GIVEN TASK -> Give the number of lines containing the word "JSON", and nothing else.

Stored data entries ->
________________________

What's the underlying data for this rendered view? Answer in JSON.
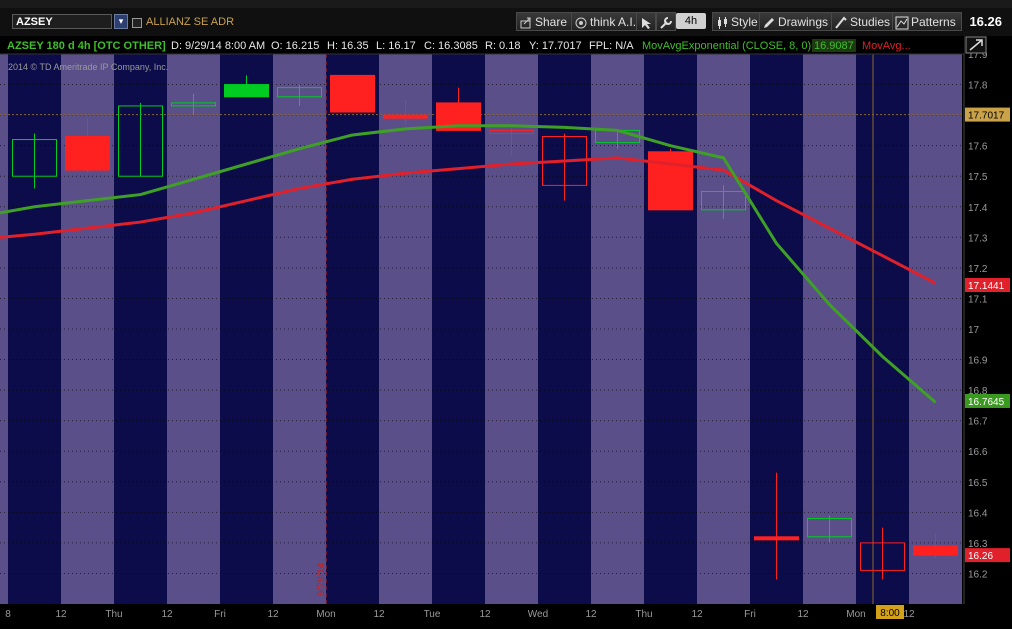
{
  "toolbar": {
    "symbol": "AZSEY",
    "description": "ALLIANZ SE ADR",
    "buttons": {
      "share": "Share",
      "think_ai": "think A.I.",
      "aggregation": "4h",
      "style": "Style",
      "drawings": "Drawings",
      "studies": "Studies",
      "patterns": "Patterns"
    },
    "last_price": "16.26"
  },
  "header": {
    "title": "AZSEY 180 d 4h [OTC OTHER]",
    "date": "D: 9/29/14 8:00 AM",
    "open": "O: 16.215",
    "high": "H: 16.35",
    "low": "L: 16.17",
    "close": "C: 16.3085",
    "range": "R: 0.18",
    "y": "Y: 17.7017",
    "fpl": "FPL: N/A",
    "study1": "MovAvgExponential (CLOSE, 8, 0)",
    "study1_value": "16.9087",
    "study2": "MovAvg..."
  },
  "copyright": "2014 © TD Ameritrade IP Company, Inc.",
  "vline_label": "9/29/14",
  "price_labels": {
    "crosshair": "17.7017",
    "red_ma": "17.1441",
    "green_ma": "16.7645",
    "last": "16.26"
  },
  "time_badge": "8:00",
  "colors": {
    "up": "#00cc22",
    "down": "#ff2020",
    "ema": "#3fa026",
    "sma": "#e0202a",
    "band_dark": "#0c0c4a",
    "band_light": "#5a4f88"
  },
  "chart_data": {
    "type": "candlestick",
    "ylim": [
      16.1,
      17.9
    ],
    "y_ticks": [
      16.2,
      16.3,
      16.4,
      16.5,
      16.6,
      16.7,
      16.8,
      16.9,
      17,
      17.1,
      17.2,
      17.3,
      17.4,
      17.5,
      17.6,
      17.7,
      17.8,
      17.9
    ],
    "y_tick_labels": [
      "16.2",
      "16.3",
      "16.4",
      "16.5",
      "16.6",
      "16.7",
      "16.8",
      "16.9",
      "17",
      "17.1",
      "17.2",
      "17.3",
      "17.4",
      "17.5",
      "17.6",
      "17.7",
      "17.8",
      "17.9"
    ],
    "x_labels": [
      "8",
      "12",
      "Thu",
      "12",
      "Fri",
      "12",
      "Mon",
      "12",
      "Tue",
      "12",
      "Wed",
      "12",
      "Thu",
      "12",
      "Fri",
      "12",
      "Mon",
      "12"
    ],
    "candles": [
      {
        "open": 17.5,
        "high": 17.64,
        "low": 17.46,
        "close": 17.62
      },
      {
        "open": 17.63,
        "high": 17.69,
        "low": 17.51,
        "close": 17.52
      },
      {
        "open": 17.5,
        "high": 17.74,
        "low": 17.5,
        "close": 17.73
      },
      {
        "open": 17.74,
        "high": 17.77,
        "low": 17.7,
        "close": 17.74
      },
      {
        "open": 17.76,
        "high": 17.83,
        "low": 17.76,
        "close": 17.8
      },
      {
        "open": 17.76,
        "high": 17.8,
        "low": 17.73,
        "close": 17.79
      },
      {
        "open": 17.83,
        "high": 17.83,
        "low": 17.71,
        "close": 17.71
      },
      {
        "open": 17.7,
        "high": 17.75,
        "low": 17.67,
        "close": 17.69
      },
      {
        "open": 17.74,
        "high": 17.79,
        "low": 17.65,
        "close": 17.65
      },
      {
        "open": 17.65,
        "high": 17.67,
        "low": 17.57,
        "close": 17.64
      },
      {
        "open": 17.63,
        "high": 17.64,
        "low": 17.42,
        "close": 17.47
      },
      {
        "open": 17.61,
        "high": 17.65,
        "low": 17.59,
        "close": 17.65
      },
      {
        "open": 17.58,
        "high": 17.59,
        "low": 17.39,
        "close": 17.39
      },
      {
        "open": 17.39,
        "high": 17.47,
        "low": 17.36,
        "close": 17.45
      },
      {
        "open": 16.32,
        "high": 16.53,
        "low": 16.18,
        "close": 16.31
      },
      {
        "open": 16.32,
        "high": 16.39,
        "low": 16.3,
        "close": 16.38
      },
      {
        "open": 16.3,
        "high": 16.35,
        "low": 16.18,
        "close": 16.21
      },
      {
        "open": 16.29,
        "high": 16.33,
        "low": 16.25,
        "close": 16.26
      }
    ],
    "series": [
      {
        "name": "MovAvgExponential (CLOSE, 8, 0)",
        "values": [
          17.4,
          17.42,
          17.44,
          17.49,
          17.54,
          17.59,
          17.635,
          17.655,
          17.665,
          17.665,
          17.66,
          17.65,
          17.6,
          17.56,
          17.28,
          17.08,
          16.91,
          16.76
        ]
      },
      {
        "name": "MovAvg...",
        "values": [
          17.31,
          17.33,
          17.35,
          17.38,
          17.42,
          17.46,
          17.49,
          17.51,
          17.525,
          17.54,
          17.55,
          17.56,
          17.54,
          17.52,
          17.42,
          17.33,
          17.24,
          17.15
        ]
      }
    ],
    "crosshair_value": 17.7017,
    "time_marker_value": "9/29/14"
  }
}
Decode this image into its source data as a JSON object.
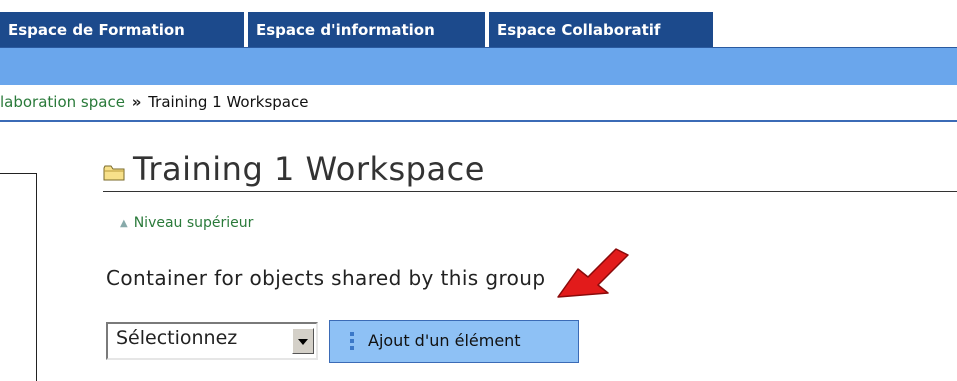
{
  "tabs": [
    {
      "label": "Espace de Formation"
    },
    {
      "label": "Espace d'information"
    },
    {
      "label": "Espace Collaboratif"
    }
  ],
  "breadcrumb": {
    "parent": "laboration space",
    "separator": "»",
    "current": "Training 1 Workspace"
  },
  "page": {
    "title": "Training 1 Workspace",
    "up_link": "Niveau supérieur",
    "description": "Container for objects shared by this group"
  },
  "actions": {
    "select_value": "Sélectionnez",
    "add_label": "Ajout d'un élément"
  },
  "colors": {
    "tab_bg": "#1c4a8c",
    "bar_bg": "#6aa6ec",
    "button_bg": "#8ec1f5",
    "link": "#2a7a3a",
    "pointer": "#e21b1b"
  },
  "icons": {
    "folder": "folder-icon",
    "up_arrow": "up-arrow-icon",
    "dropdown": "chevron-down-icon",
    "pointer": "red-arrow-pointer"
  }
}
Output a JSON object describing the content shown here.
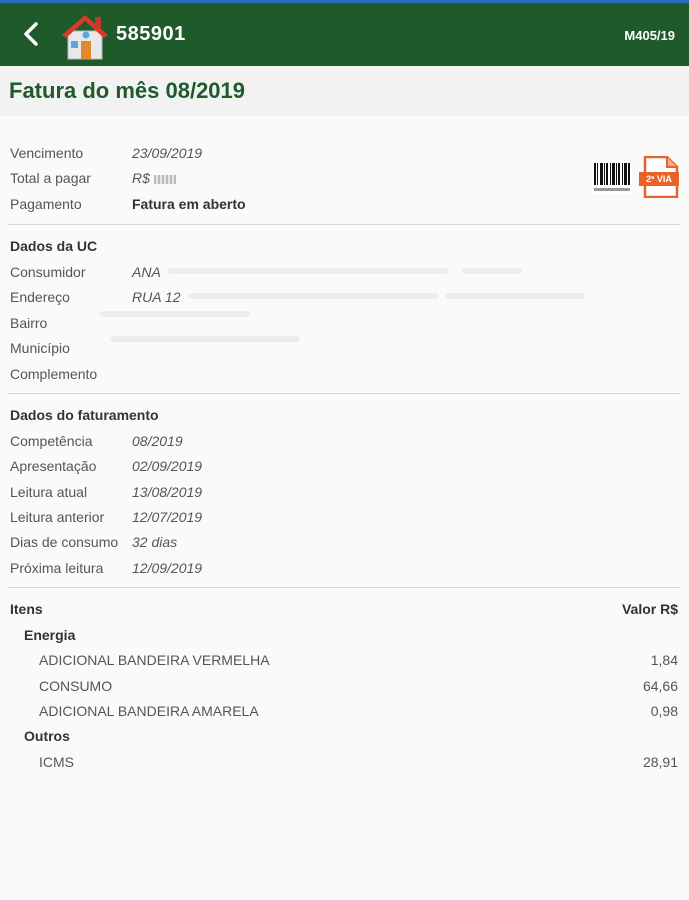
{
  "header": {
    "uc_number": "585901",
    "code": "M405/19",
    "back_icon": "chevron-left-icon",
    "home_icon": "house-icon"
  },
  "page": {
    "title": "Fatura do mês 08/2019"
  },
  "summary": {
    "vencimento_label": "Vencimento",
    "vencimento_value": "23/09/2019",
    "total_label": "Total a pagar",
    "total_value": "R$",
    "pagamento_label": "Pagamento",
    "pagamento_value": "Fatura em aberto",
    "barcode_icon": "barcode-icon",
    "pdf_label": "2ª VIA"
  },
  "uc_section": {
    "title": "Dados da UC",
    "consumidor_label": "Consumidor",
    "consumidor_value": "ANA",
    "endereco_label": "Endereço",
    "endereco_value": "RUA  12",
    "bairro_label": "Bairro",
    "municipio_label": "Município",
    "complemento_label": "Complemento"
  },
  "billing": {
    "title": "Dados do faturamento",
    "rows": [
      {
        "label": "Competência",
        "value": "08/2019"
      },
      {
        "label": "Apresentação",
        "value": "02/09/2019"
      },
      {
        "label": "Leitura atual",
        "value": "13/08/2019"
      },
      {
        "label": "Leitura anterior",
        "value": "12/07/2019"
      },
      {
        "label": "Dias de consumo",
        "value": "32 dias"
      },
      {
        "label": "Próxima leitura",
        "value": "12/09/2019"
      }
    ]
  },
  "items": {
    "header_label": "Itens",
    "header_value": "Valor R$",
    "energia_label": "Energia",
    "energia": [
      {
        "name": "ADICIONAL BANDEIRA VERMELHA",
        "value": "1,84"
      },
      {
        "name": "CONSUMO",
        "value": "64,66"
      },
      {
        "name": "ADICIONAL BANDEIRA AMARELA",
        "value": "0,98"
      }
    ],
    "outros_label": "Outros",
    "outros": [
      {
        "name": "ICMS",
        "value": "28,91"
      }
    ]
  },
  "colors": {
    "header_bg": "#1e5a2a",
    "title": "#1e5a2a",
    "pdf": "#e8622a"
  }
}
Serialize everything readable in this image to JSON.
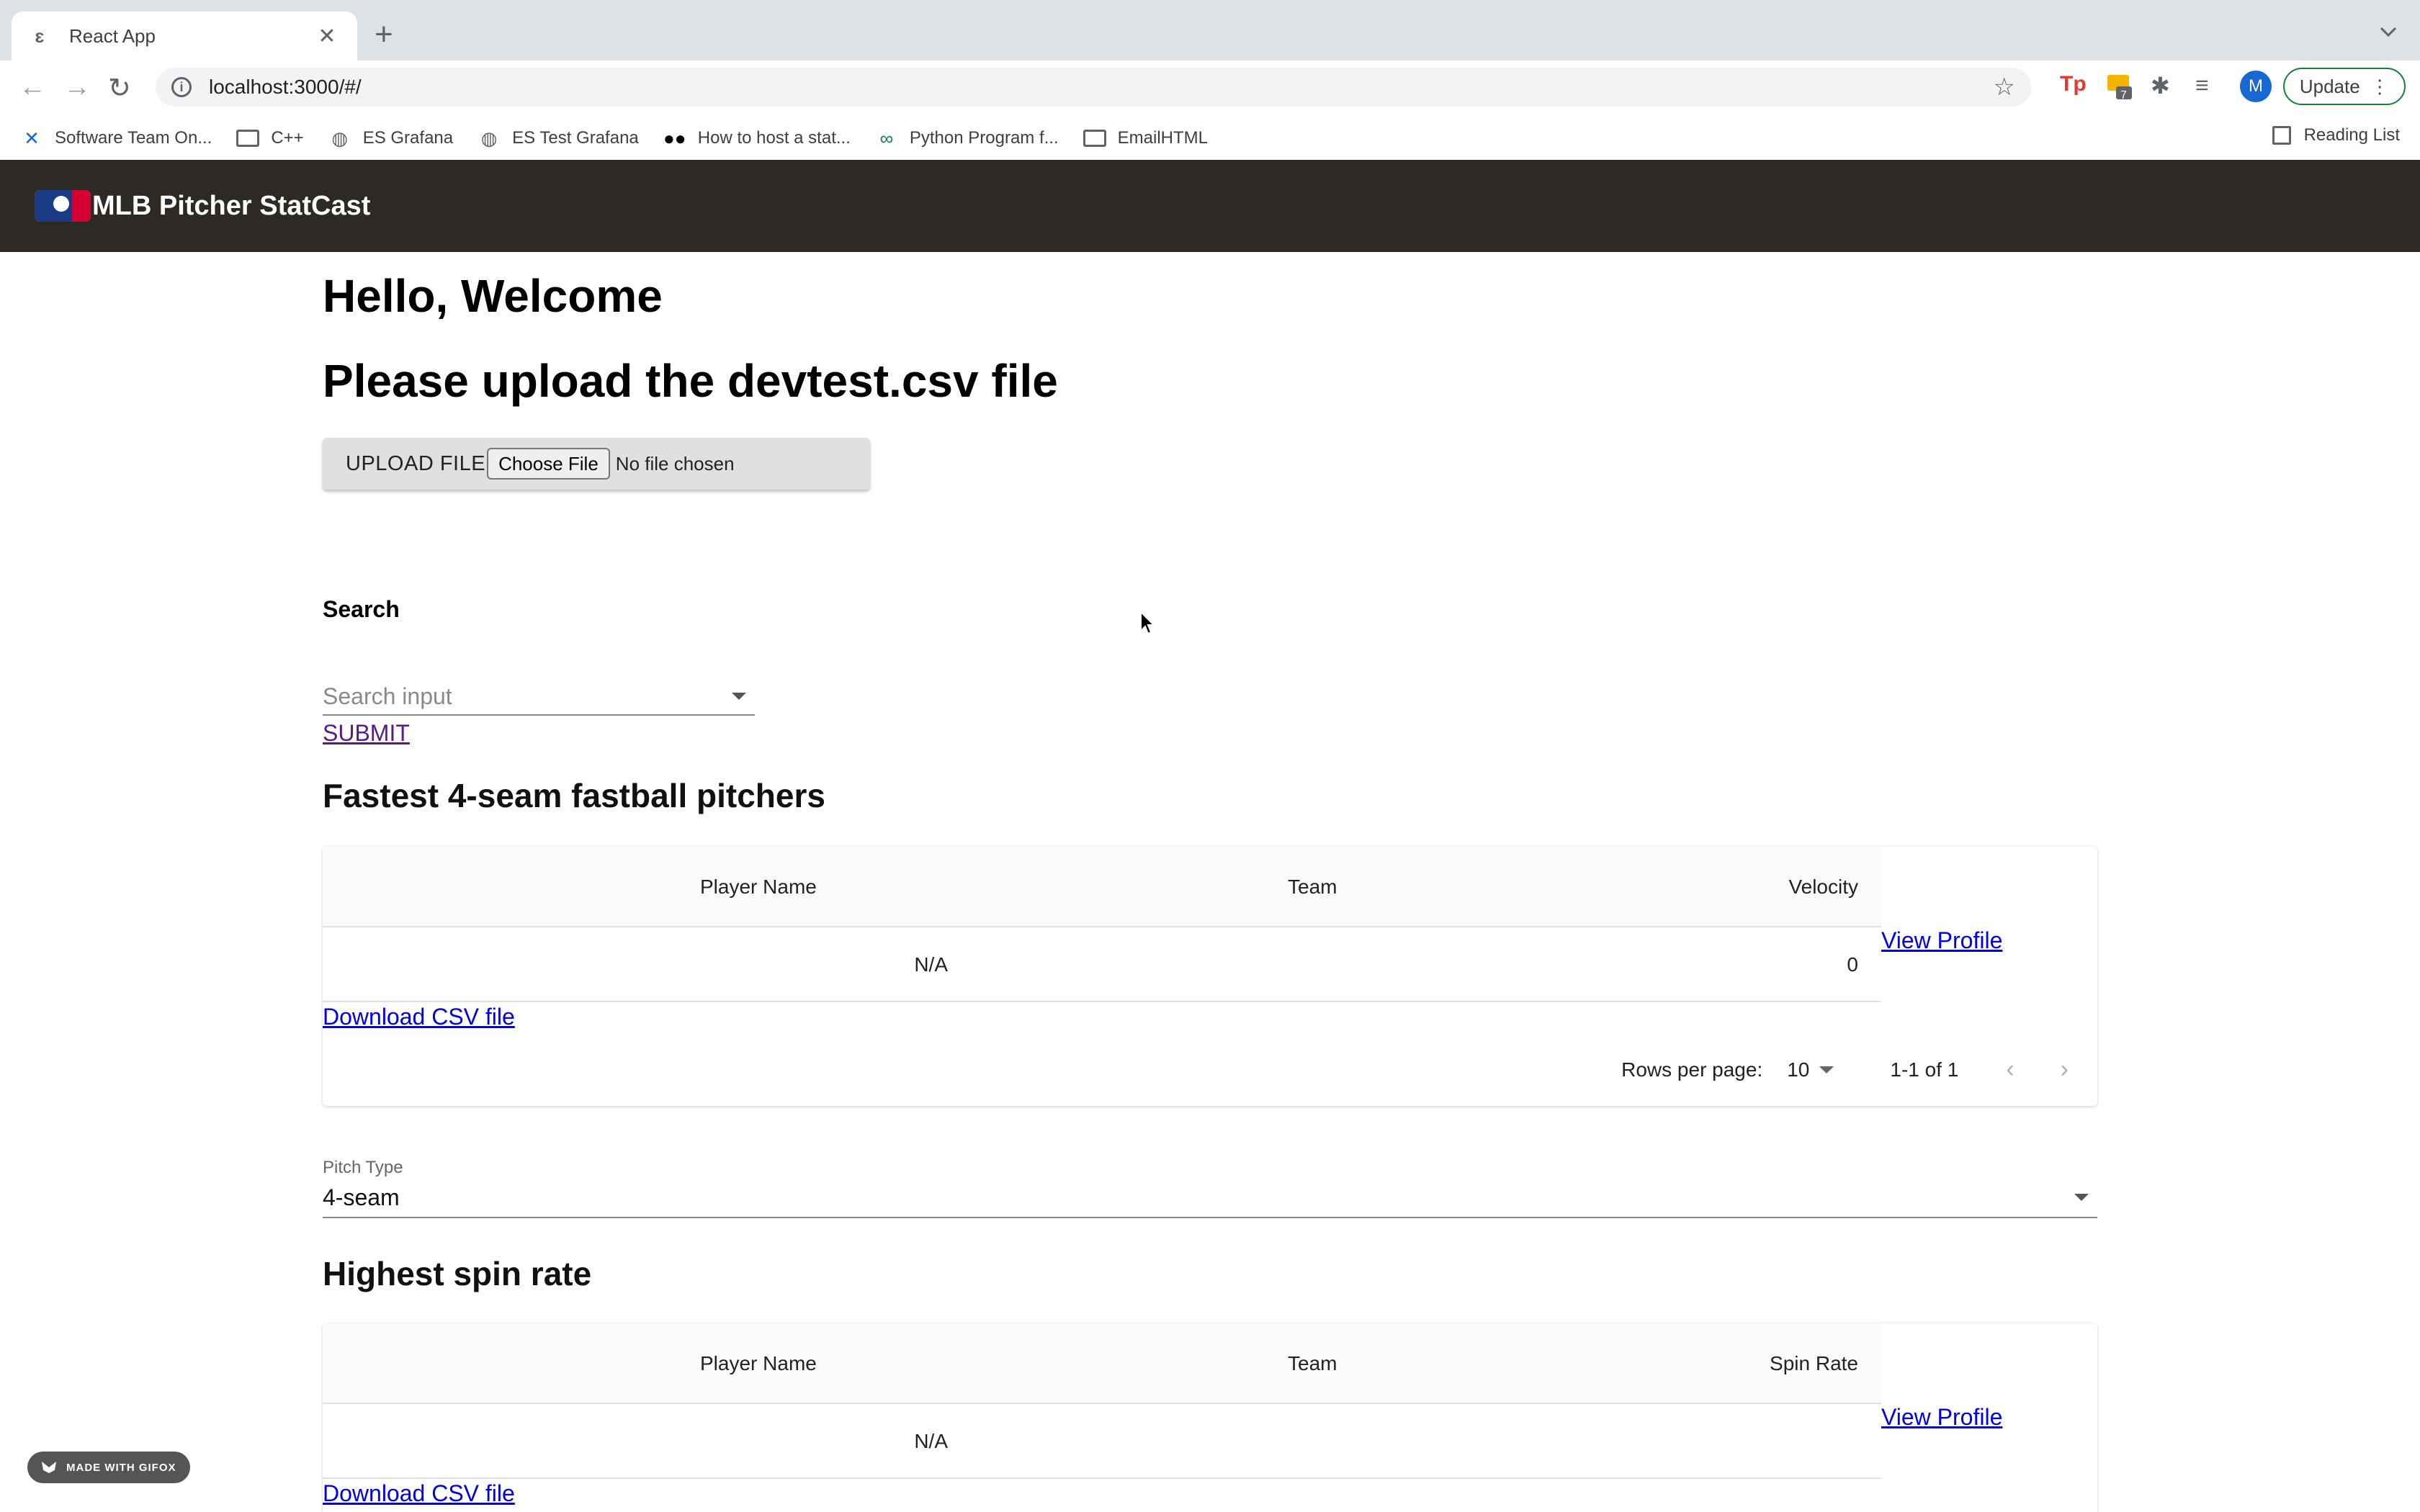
{
  "browser": {
    "tab_title": "React App",
    "url": "localhost:3000/#/",
    "update_label": "Update",
    "profile_initial": "M",
    "extension_badge": "7",
    "extension_tp": "Tp",
    "bookmarks": [
      {
        "label": "Software Team On...",
        "icon": "confluence-icon"
      },
      {
        "label": "C++",
        "icon": "folder-icon"
      },
      {
        "label": "ES Grafana",
        "icon": "globe-icon"
      },
      {
        "label": "ES Test Grafana",
        "icon": "globe-icon"
      },
      {
        "label": "How to host a stat...",
        "icon": "medium-icon"
      },
      {
        "label": "Python Program f...",
        "icon": "link-icon"
      },
      {
        "label": "EmailHTML",
        "icon": "folder-icon"
      }
    ],
    "reading_list": "Reading List"
  },
  "app": {
    "brand": "MLB Pitcher StatCast",
    "colors": {
      "appbar": "#2d2924",
      "logo_blue": "#1b3a84",
      "logo_red": "#d50032",
      "link": "#0000ee",
      "visited_link": "#551a8b"
    }
  },
  "main": {
    "greeting": "Hello, Welcome",
    "upload_prompt": "Please upload the devtest.csv file",
    "upload_button": "UPLOAD FILE",
    "choose_file": "Choose File",
    "no_file": "No file chosen",
    "search_label": "Search",
    "search_placeholder": "Search input",
    "submit": "SUBMIT"
  },
  "fastest": {
    "title": "Fastest 4-seam fastball pitchers",
    "columns": [
      "Player Name",
      "Team",
      "Velocity"
    ],
    "rows": [
      {
        "player": "",
        "team": "N/A",
        "value": "0"
      }
    ],
    "view_profile": "View Profile",
    "download": "Download CSV file",
    "rows_per_page_label": "Rows per page:",
    "rows_per_page": "10",
    "range": "1-1 of 1"
  },
  "pitch_type": {
    "label": "Pitch Type",
    "value": "4-seam"
  },
  "spin": {
    "title": "Highest spin rate",
    "columns": [
      "Player Name",
      "Team",
      "Spin Rate"
    ],
    "rows": [
      {
        "player": "",
        "team": "N/A",
        "value": ""
      }
    ],
    "view_profile": "View Profile",
    "download": "Download CSV file"
  },
  "watermark": "MADE WITH GIFOX"
}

________________________

RESPONSE -> 4